* Start SUPPLIED MATERIAL *

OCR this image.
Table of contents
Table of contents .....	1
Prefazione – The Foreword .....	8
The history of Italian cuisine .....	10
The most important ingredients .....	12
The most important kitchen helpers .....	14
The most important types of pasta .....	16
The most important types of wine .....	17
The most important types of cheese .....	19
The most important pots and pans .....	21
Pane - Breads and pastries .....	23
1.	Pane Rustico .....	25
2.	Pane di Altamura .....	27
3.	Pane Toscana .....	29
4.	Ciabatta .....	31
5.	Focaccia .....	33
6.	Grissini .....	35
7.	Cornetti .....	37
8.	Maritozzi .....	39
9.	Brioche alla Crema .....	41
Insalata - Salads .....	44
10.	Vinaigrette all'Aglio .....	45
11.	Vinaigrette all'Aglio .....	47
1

* End SUPPLIED MATERIAL *

- GIVEN PROBLEM -
Reproduce the material above without altering a single character.

- EXERCISE OUTPUT -
OCR this image.
Table of contents
Table of contents .....	1
Prefazione – The Foreword .....	8
The history of Italian cuisine .....	10
The most important ingredients .....	12
The most important kitchen helpers .....	14
The most important types of pasta .....	16
The most important types of wine .....	17
The most important types of cheese .....	19
The most important pots and pans .....	21
Pane - Breads and pastries .....	23
1.	Pane Rustico .....	25
2.	Pane di Altamura .....	27
3.	Pane Toscana .....	29
4.	Ciabatta .....	31
5.	Focaccia .....	33
6.	Grissini .....	35
7.	Cornetti .....	37
8.	Maritozzi .....	39
9.	Brioche alla Crema .....	41
Insalata - Salads .....	44
10.	Vinaigrette all'Aglio .....	45
11.	Vinaigrette all'Aglio .....	47
1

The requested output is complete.